The input.
━━━━━━━━━━━━━━━━
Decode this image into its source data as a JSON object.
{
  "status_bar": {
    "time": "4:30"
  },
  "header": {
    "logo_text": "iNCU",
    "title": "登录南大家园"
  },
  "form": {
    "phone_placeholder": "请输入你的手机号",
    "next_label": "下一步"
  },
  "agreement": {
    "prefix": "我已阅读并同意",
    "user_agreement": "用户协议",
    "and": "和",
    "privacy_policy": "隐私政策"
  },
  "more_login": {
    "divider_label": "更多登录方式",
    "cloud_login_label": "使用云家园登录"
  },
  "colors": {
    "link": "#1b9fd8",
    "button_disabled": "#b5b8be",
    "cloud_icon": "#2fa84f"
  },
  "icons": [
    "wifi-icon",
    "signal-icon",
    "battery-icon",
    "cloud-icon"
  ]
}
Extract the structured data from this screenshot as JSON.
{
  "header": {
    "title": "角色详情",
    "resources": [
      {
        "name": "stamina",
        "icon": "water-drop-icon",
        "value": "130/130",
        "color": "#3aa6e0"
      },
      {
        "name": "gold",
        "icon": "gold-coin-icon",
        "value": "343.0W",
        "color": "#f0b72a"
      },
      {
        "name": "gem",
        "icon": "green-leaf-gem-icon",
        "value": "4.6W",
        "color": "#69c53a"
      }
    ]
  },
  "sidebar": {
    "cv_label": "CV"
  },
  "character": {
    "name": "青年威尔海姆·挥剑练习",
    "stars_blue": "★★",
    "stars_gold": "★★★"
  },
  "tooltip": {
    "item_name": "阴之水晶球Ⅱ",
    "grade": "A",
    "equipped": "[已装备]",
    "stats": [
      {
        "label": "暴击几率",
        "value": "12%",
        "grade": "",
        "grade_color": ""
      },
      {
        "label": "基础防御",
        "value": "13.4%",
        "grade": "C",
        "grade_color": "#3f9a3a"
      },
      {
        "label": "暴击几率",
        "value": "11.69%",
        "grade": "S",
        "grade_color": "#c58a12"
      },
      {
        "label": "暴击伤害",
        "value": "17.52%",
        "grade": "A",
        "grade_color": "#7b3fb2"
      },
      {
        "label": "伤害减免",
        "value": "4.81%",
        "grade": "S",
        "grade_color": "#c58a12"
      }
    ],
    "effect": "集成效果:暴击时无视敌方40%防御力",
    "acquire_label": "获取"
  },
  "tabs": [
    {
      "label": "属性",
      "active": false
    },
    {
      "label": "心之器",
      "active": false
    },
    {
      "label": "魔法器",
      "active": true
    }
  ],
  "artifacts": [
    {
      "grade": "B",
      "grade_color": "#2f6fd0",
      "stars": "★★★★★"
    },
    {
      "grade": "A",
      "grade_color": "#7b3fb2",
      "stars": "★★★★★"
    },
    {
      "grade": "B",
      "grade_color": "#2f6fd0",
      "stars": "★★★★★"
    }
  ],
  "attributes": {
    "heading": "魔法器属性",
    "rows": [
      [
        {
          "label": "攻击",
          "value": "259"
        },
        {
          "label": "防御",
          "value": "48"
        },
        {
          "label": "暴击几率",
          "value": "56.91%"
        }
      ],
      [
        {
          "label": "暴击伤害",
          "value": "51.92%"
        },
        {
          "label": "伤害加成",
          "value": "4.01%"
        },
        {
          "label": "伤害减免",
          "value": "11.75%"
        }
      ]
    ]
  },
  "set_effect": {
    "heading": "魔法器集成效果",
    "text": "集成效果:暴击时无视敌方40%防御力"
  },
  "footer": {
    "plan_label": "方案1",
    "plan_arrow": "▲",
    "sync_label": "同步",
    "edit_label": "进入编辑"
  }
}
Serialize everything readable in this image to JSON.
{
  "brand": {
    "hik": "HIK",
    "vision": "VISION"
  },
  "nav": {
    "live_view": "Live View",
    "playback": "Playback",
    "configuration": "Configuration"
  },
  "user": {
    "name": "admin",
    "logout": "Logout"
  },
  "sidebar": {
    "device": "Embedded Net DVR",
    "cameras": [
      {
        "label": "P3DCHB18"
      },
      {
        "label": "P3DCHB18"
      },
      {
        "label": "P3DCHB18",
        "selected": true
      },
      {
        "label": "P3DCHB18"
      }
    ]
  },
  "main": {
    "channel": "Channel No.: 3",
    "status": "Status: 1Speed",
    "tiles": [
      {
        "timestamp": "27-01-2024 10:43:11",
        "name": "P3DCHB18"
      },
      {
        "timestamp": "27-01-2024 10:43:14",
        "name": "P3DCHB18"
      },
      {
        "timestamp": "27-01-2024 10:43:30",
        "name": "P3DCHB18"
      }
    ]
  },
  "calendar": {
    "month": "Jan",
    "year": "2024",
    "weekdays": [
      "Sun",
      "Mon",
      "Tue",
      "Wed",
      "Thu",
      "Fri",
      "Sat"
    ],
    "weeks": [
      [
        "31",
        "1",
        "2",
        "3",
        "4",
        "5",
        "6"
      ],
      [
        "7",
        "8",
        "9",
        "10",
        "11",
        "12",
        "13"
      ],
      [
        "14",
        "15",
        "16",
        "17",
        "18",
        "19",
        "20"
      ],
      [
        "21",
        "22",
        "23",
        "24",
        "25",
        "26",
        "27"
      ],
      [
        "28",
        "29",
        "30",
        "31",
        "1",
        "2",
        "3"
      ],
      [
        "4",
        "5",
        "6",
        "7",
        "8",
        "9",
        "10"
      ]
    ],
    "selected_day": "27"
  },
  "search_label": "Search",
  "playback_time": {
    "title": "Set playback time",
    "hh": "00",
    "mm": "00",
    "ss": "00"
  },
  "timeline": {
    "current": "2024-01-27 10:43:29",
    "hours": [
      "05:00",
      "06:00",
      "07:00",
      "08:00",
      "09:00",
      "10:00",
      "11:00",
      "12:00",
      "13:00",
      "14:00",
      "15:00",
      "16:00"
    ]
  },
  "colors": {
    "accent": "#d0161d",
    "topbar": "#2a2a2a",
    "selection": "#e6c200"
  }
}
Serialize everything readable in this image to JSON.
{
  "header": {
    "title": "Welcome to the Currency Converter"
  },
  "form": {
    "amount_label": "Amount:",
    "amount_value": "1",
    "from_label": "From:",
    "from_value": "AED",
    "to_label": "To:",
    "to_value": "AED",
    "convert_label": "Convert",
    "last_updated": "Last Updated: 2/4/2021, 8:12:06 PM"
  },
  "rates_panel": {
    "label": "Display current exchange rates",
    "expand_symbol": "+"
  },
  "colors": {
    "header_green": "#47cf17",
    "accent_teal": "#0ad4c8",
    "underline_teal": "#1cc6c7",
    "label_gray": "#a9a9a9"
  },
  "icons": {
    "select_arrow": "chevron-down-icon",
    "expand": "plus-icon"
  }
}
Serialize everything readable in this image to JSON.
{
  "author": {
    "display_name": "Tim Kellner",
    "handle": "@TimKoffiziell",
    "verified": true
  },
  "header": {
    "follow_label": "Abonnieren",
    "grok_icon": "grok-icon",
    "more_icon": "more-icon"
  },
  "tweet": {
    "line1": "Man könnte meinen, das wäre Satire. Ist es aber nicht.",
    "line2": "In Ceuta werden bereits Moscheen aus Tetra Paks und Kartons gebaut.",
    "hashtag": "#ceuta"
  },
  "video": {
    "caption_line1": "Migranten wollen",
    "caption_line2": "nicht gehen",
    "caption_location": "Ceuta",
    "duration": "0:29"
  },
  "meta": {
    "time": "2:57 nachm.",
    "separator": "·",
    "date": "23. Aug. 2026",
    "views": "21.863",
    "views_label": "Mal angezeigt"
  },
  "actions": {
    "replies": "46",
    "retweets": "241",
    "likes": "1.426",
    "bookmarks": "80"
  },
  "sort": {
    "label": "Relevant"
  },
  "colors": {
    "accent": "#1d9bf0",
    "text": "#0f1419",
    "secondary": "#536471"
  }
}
━━━━━━━━━━━━━━━━
Stated goal.
Your task is to reproduce the whole listing exactly.

Exercise answer.
Decode this image into its source data as a JSON object.
{
  "status_bar": {
    "time": "4:30"
  },
  "header": {
    "logo_text": "iNCU",
    "title": "登录南大家园"
  },
  "form": {
    "phone_placeholder": "请输入你的手机号",
    "next_label": "下一步"
  },
  "agreement": {
    "prefix": "我已阅读并同意",
    "user_agreement": "用户协议",
    "and": "和",
    "privacy_policy": "隐私政策"
  },
  "more_login": {
    "divider_label": "更多登录方式",
    "cloud_login_label": "使用云家园登录"
  },
  "colors": {
    "link": "#1b9fd8",
    "button_disabled": "#b5b8be",
    "cloud_icon": "#2fa84f"
  },
  "icons": [
    "wifi-icon",
    "signal-icon",
    "battery-icon",
    "cloud-icon"
  ]
}
Extract the structured data from this screenshot as JSON.
{
  "header": {
    "title": "角色详情",
    "resources": [
      {
        "name": "stamina",
        "icon": "water-drop-icon",
        "value": "130/130",
        "color": "#3aa6e0"
      },
      {
        "name": "gold",
        "icon": "gold-coin-icon",
        "value": "343.0W",
        "color": "#f0b72a"
      },
      {
        "name": "gem",
        "icon": "green-leaf-gem-icon",
        "value": "4.6W",
        "color": "#69c53a"
      }
    ]
  },
  "sidebar": {
    "cv_label": "CV"
  },
  "character": {
    "name": "青年威尔海姆·挥剑练习",
    "stars_blue": "★★",
    "stars_gold": "★★★"
  },
  "tooltip": {
    "item_name": "阴之水晶球Ⅱ",
    "grade": "A",
    "equipped": "[已装备]",
    "stats": [
      {
        "label": "暴击几率",
        "value": "12%",
        "grade": "",
        "grade_color": ""
      },
      {
        "label": "基础防御",
        "value": "13.4%",
        "grade": "C",
        "grade_color": "#3f9a3a"
      },
      {
        "label": "暴击几率",
        "value": "11.69%",
        "grade": "S",
        "grade_color": "#c58a12"
      },
      {
        "label": "暴击伤害",
        "value": "17.52%",
        "grade": "A",
        "grade_color": "#7b3fb2"
      },
      {
        "label": "伤害减免",
        "value": "4.81%",
        "grade": "S",
        "grade_color": "#c58a12"
      }
    ],
    "effect": "集成效果:暴击时无视敌方40%防御力",
    "acquire_label": "获取"
  },
  "tabs": [
    {
      "label": "属性",
      "active": false
    },
    {
      "label": "心之器",
      "active": false
    },
    {
      "label": "魔法器",
      "active": true
    }
  ],
  "artifacts": [
    {
      "grade": "B",
      "grade_color": "#2f6fd0",
      "stars": "★★★★★"
    },
    {
      "grade": "A",
      "grade_color": "#7b3fb2",
      "stars": "★★★★★"
    },
    {
      "grade": "B",
      "grade_color": "#2f6fd0",
      "stars": "★★★★★"
    }
  ],
  "attributes": {
    "heading": "魔法器属性",
    "rows": [
      [
        {
          "label": "攻击",
          "value": "259"
        },
        {
          "label": "防御",
          "value": "48"
        },
        {
          "label": "暴击几率",
          "value": "56.91%"
        }
      ],
      [
        {
          "label": "暴击伤害",
          "value": "51.92%"
        },
        {
          "label": "伤害加成",
          "value": "4.01%"
        },
        {
          "label": "伤害减免",
          "value": "11.75%"
        }
      ]
    ]
  },
  "set_effect": {
    "heading": "魔法器集成效果",
    "text": "集成效果:暴击时无视敌方40%防御力"
  },
  "footer": {
    "plan_label": "方案1",
    "plan_arrow": "▲",
    "sync_label": "同步",
    "edit_label": "进入编辑"
  }
}
Serialize everything readable in this image to JSON.
{
  "brand": {
    "hik": "HIK",
    "vision": "VISION"
  },
  "nav": {
    "live_view": "Live View",
    "playback": "Playback",
    "configuration": "Configuration"
  },
  "user": {
    "name": "admin",
    "logout": "Logout"
  },
  "sidebar": {
    "device": "Embedded Net DVR",
    "cameras": [
      {
        "label": "P3DCHB18"
      },
      {
        "label": "P3DCHB18"
      },
      {
        "label": "P3DCHB18",
        "selected": true
      },
      {
        "label": "P3DCHB18"
      }
    ]
  },
  "main": {
    "channel": "Channel No.: 3",
    "status": "Status: 1Speed",
    "tiles": [
      {
        "timestamp": "27-01-2024 10:43:11",
        "name": "P3DCHB18"
      },
      {
        "timestamp": "27-01-2024 10:43:14",
        "name": "P3DCHB18"
      },
      {
        "timestamp": "27-01-2024 10:43:30",
        "name": "P3DCHB18"
      }
    ]
  },
  "calendar": {
    "month": "Jan",
    "year": "2024",
    "weekdays": [
      "Sun",
      "Mon",
      "Tue",
      "Wed",
      "Thu",
      "Fri",
      "Sat"
    ],
    "weeks": [
      [
        "31",
        "1",
        "2",
        "3",
        "4",
        "5",
        "6"
      ],
      [
        "7",
        "8",
        "9",
        "10",
        "11",
        "12",
        "13"
      ],
      [
        "14",
        "15",
        "16",
        "17",
        "18",
        "19",
        "20"
      ],
      [
        "21",
        "22",
        "23",
        "24",
        "25",
        "26",
        "27"
      ],
      [
        "28",
        "29",
        "30",
        "31",
        "1",
        "2",
        "3"
      ],
      [
        "4",
        "5",
        "6",
        "7",
        "8",
        "9",
        "10"
      ]
    ],
    "selected_day": "27"
  },
  "search_label": "Search",
  "playback_time": {
    "title": "Set playback time",
    "hh": "00",
    "mm": "00",
    "ss": "00"
  },
  "timeline": {
    "current": "2024-01-27 10:43:29",
    "hours": [
      "05:00",
      "06:00",
      "07:00",
      "08:00",
      "09:00",
      "10:00",
      "11:00",
      "12:00",
      "13:00",
      "14:00",
      "15:00",
      "16:00"
    ]
  },
  "colors": {
    "accent": "#d0161d",
    "topbar": "#2a2a2a",
    "selection": "#e6c200"
  }
}
Serialize everything readable in this image to JSON.
{
  "header": {
    "title": "Welcome to the Currency Converter"
  },
  "form": {
    "amount_label": "Amount:",
    "amount_value": "1",
    "from_label": "From:",
    "from_value": "AED",
    "to_label": "To:",
    "to_value": "AED",
    "convert_label": "Convert",
    "last_updated": "Last Updated: 2/4/2021, 8:12:06 PM"
  },
  "rates_panel": {
    "label": "Display current exchange rates",
    "expand_symbol": "+"
  },
  "colors": {
    "header_green": "#47cf17",
    "accent_teal": "#0ad4c8",
    "underline_teal": "#1cc6c7",
    "label_gray": "#a9a9a9"
  },
  "icons": {
    "select_arrow": "chevron-down-icon",
    "expand": "plus-icon"
  }
}
Serialize everything readable in this image to JSON.
{
  "author": {
    "display_name": "Tim Kellner",
    "handle": "@TimKoffiziell",
    "verified": true
  },
  "header": {
    "follow_label": "Abonnieren",
    "grok_icon": "grok-icon",
    "more_icon": "more-icon"
  },
  "tweet": {
    "line1": "Man könnte meinen, das wäre Satire. Ist es aber nicht.",
    "line2": "In Ceuta werden bereits Moscheen aus Tetra Paks und Kartons gebaut.",
    "hashtag": "#ceuta"
  },
  "video": {
    "caption_line1": "Migranten wollen",
    "caption_line2": "nicht gehen",
    "caption_location": "Ceuta",
    "duration": "0:29"
  },
  "meta": {
    "time": "2:57 nachm.",
    "separator": "·",
    "date": "23. Aug. 2026",
    "views": "21.863",
    "views_label": "Mal angezeigt"
  },
  "actions": {
    "replies": "46",
    "retweets": "241",
    "likes": "1.426",
    "bookmarks": "80"
  },
  "sort": {
    "label": "Relevant"
  },
  "colors": {
    "accent": "#1d9bf0",
    "text": "#0f1419",
    "secondary": "#536471"
  }
}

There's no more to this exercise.